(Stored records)
--- begin ---

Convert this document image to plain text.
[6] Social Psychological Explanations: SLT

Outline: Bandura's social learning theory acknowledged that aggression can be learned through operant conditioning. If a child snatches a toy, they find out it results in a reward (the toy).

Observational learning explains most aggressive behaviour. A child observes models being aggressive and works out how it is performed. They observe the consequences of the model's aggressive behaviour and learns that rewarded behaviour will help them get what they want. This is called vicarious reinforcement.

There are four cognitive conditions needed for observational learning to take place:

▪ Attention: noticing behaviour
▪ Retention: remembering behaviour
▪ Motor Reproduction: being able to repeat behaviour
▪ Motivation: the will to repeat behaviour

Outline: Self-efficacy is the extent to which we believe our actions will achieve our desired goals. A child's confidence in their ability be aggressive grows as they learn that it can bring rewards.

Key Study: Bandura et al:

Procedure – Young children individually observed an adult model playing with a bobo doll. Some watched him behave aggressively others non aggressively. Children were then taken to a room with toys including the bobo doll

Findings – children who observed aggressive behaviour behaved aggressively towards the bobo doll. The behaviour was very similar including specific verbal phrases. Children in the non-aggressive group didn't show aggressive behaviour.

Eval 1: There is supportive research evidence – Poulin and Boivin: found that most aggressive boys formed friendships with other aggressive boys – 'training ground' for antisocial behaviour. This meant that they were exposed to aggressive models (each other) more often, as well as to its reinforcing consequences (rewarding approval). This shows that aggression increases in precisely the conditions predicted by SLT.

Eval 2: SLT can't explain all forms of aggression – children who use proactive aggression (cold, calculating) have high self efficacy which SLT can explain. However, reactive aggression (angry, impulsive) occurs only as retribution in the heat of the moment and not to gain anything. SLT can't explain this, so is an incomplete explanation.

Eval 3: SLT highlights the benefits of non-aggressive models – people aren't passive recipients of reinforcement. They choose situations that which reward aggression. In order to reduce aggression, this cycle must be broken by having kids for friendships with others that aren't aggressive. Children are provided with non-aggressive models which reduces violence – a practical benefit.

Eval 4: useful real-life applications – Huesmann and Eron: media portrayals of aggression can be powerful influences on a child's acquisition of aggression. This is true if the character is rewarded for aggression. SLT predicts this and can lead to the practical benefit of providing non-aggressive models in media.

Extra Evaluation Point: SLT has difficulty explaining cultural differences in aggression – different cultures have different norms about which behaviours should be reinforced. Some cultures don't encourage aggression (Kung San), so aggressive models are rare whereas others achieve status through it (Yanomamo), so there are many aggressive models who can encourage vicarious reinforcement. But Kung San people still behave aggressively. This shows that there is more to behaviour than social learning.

--- end ---

- **What to do**
Copy out each line of the records where the string "friendships" appears.

- **Full answer**
Eval 1: There is supportive research evidence – Poulin and Boivin: found that most aggressive boys formed friendships with other aggressive boys – 'training ground' for antisocial behaviour. This meant that they were exposed to aggressive models (each other) more often, as well as to its reinforcing consequences (rewarding approval). This shows that aggression increases in precisely the conditions predicted by SLT.
Eval 3: SLT highlights the benefits of non-aggressive models – people aren't passive recipients of reinforcement. They choose situations that which reward aggression. In order to reduce aggression, this cycle must be broken by having kids for friendships with others that aren't aggressive. Children are provided with non-aggressive models which reduces violence – a practical benefit.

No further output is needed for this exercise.